**PROBLEM TO SOLVE**
Where a line of the listing below includes the word "musique", reproduce that line.
-- begin ROWS --
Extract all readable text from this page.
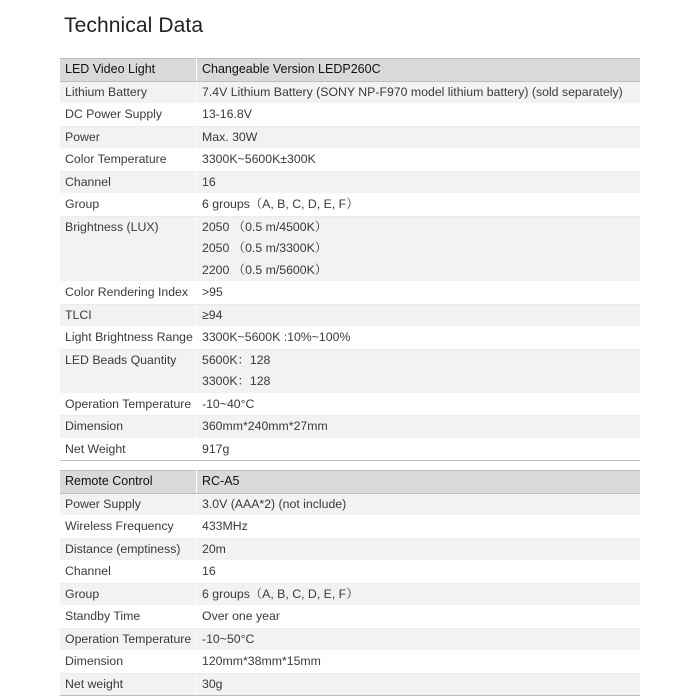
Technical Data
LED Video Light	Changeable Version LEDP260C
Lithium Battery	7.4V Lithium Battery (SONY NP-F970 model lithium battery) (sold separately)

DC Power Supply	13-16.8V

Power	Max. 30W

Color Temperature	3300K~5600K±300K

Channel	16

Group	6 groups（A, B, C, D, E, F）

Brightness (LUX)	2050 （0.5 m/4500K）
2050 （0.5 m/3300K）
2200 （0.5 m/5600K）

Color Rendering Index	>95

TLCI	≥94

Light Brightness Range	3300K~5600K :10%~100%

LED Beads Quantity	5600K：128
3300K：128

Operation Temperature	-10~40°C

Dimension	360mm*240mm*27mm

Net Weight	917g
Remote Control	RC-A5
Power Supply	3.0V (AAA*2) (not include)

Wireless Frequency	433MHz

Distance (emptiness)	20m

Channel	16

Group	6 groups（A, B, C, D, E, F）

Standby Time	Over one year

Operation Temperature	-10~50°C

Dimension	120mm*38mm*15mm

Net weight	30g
-- end ROWS --
-- begin ROWS --
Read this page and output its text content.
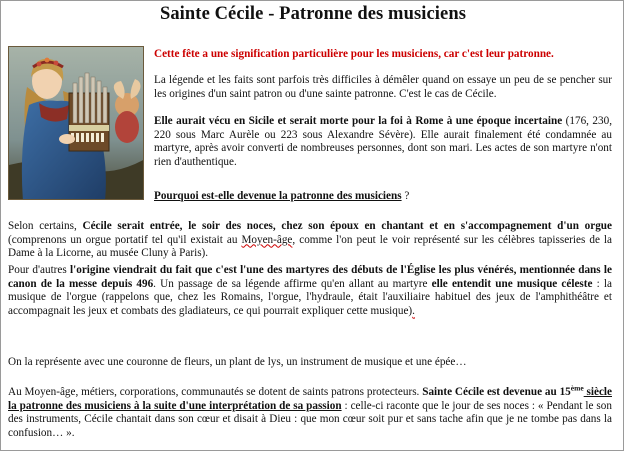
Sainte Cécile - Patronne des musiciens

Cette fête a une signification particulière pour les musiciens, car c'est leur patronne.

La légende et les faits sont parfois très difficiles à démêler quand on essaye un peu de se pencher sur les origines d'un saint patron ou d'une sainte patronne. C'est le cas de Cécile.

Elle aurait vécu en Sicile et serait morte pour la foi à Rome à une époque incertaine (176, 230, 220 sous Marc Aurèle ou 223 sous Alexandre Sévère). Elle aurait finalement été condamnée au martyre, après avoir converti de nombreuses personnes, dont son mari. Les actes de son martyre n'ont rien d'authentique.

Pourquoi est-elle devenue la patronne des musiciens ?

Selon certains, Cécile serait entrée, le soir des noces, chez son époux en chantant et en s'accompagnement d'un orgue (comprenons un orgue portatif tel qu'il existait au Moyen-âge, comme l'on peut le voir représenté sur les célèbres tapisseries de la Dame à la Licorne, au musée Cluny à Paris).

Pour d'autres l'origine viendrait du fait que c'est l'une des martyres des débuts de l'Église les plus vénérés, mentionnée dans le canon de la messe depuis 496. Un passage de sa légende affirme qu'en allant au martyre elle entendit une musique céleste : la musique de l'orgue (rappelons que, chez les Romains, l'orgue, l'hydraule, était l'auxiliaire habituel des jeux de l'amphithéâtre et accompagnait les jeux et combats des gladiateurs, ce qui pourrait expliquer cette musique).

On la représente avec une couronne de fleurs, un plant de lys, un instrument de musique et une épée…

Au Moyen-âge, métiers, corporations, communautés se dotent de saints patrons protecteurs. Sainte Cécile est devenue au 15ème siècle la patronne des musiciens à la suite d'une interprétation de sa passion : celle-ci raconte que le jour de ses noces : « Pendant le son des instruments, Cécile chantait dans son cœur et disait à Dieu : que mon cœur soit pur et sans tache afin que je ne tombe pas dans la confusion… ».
-- end ROWS --
-- begin ROWS --
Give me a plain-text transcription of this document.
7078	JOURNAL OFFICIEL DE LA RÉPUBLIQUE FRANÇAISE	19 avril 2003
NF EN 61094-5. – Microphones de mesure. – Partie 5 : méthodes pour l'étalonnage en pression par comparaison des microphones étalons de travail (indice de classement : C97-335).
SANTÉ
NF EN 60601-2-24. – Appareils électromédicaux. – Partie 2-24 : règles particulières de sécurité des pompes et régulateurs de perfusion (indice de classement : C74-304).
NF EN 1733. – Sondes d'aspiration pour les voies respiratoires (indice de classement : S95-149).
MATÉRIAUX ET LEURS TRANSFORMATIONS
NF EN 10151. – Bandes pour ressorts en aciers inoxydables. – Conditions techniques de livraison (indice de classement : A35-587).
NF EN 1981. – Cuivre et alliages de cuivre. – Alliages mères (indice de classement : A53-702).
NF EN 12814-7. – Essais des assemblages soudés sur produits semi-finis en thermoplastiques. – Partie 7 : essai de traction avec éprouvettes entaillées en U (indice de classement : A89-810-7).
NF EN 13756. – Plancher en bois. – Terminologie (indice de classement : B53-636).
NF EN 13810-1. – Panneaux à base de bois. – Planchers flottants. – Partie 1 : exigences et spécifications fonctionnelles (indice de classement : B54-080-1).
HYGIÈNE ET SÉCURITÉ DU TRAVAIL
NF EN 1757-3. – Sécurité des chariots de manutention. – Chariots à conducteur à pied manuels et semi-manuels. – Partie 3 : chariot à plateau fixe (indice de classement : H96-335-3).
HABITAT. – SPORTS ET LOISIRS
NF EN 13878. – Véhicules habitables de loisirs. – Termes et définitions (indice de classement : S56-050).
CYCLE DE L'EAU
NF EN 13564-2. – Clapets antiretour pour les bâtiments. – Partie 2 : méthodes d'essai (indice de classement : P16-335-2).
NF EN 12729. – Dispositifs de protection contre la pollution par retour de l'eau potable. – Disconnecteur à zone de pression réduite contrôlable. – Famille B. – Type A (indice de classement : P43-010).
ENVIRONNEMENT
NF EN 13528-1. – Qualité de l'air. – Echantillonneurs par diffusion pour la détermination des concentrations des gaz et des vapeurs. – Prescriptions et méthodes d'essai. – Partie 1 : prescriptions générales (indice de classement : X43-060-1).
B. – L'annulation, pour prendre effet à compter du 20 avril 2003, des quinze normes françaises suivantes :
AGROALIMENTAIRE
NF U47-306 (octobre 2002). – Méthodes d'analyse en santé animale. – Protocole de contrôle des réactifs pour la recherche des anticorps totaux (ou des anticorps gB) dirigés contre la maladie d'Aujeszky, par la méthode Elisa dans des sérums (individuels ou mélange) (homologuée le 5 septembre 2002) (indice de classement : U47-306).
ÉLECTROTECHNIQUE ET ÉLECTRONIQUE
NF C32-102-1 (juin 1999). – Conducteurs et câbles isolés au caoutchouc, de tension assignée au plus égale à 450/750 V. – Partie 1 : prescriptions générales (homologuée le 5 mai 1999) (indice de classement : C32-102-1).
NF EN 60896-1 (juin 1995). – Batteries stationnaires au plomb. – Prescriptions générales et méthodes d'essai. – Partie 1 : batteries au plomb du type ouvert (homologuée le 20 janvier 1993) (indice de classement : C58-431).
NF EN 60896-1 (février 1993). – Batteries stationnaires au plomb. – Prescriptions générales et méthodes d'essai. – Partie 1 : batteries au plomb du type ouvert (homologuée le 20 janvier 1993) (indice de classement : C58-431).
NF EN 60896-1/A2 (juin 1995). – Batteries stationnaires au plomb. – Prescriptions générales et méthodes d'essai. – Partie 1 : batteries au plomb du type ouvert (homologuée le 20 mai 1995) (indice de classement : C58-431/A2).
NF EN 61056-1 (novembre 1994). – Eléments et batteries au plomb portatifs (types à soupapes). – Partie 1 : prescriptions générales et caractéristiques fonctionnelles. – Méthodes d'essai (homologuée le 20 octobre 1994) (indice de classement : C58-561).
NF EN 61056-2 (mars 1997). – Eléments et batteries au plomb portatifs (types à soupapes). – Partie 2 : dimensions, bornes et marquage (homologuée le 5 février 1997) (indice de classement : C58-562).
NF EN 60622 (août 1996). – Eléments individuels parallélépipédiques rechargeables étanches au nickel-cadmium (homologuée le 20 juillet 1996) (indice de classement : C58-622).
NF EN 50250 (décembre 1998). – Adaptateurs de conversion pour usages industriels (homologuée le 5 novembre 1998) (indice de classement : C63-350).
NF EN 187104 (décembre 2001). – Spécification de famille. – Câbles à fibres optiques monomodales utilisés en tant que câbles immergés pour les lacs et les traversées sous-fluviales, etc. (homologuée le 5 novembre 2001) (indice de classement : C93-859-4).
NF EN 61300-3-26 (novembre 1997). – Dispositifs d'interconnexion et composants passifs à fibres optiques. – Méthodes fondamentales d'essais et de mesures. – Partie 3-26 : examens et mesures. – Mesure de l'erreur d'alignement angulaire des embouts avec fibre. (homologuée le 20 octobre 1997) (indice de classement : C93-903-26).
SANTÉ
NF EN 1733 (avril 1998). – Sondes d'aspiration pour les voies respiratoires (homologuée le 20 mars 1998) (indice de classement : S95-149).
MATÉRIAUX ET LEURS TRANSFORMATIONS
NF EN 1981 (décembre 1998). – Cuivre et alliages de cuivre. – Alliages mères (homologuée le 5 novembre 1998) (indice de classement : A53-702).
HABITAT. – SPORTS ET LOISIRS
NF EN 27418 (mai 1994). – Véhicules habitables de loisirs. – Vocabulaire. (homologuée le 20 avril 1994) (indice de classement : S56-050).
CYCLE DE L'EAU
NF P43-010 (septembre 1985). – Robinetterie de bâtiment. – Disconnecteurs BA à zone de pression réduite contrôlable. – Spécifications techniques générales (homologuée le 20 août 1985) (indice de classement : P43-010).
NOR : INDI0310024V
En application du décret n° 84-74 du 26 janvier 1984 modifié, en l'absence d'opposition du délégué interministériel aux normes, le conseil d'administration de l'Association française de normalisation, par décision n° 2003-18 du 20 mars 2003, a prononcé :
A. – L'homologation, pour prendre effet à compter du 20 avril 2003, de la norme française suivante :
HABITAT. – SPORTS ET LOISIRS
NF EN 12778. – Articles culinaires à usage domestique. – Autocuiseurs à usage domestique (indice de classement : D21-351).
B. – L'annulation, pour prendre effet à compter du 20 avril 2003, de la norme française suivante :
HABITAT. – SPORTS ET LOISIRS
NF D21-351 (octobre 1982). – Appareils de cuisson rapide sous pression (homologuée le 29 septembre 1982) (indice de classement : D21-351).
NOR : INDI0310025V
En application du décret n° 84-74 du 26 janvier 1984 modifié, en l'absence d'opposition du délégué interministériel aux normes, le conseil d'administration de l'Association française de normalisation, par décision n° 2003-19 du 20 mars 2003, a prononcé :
-- end ROWS --
**RESULT FOR THIS TASK**
Pour d'autres l'origine viendrait du fait que c'est l'une des martyres des débuts de l'Église les plus vénérés, mentionnée dans le canon de la messe depuis 496. Un passage de sa légende affirme qu'en allant au martyre elle entendit une musique céleste : la musique de l'orgue (rappelons que, chez les Romains, l'orgue, l'hydraule, était l'auxiliaire habituel des jeux de l'amphithéâtre et accompagnait les jeux et combats des gladiateurs, ce qui pourrait expliquer cette musique).
On la représente avec une couronne de fleurs, un plant de lys, un instrument de musique et une épée…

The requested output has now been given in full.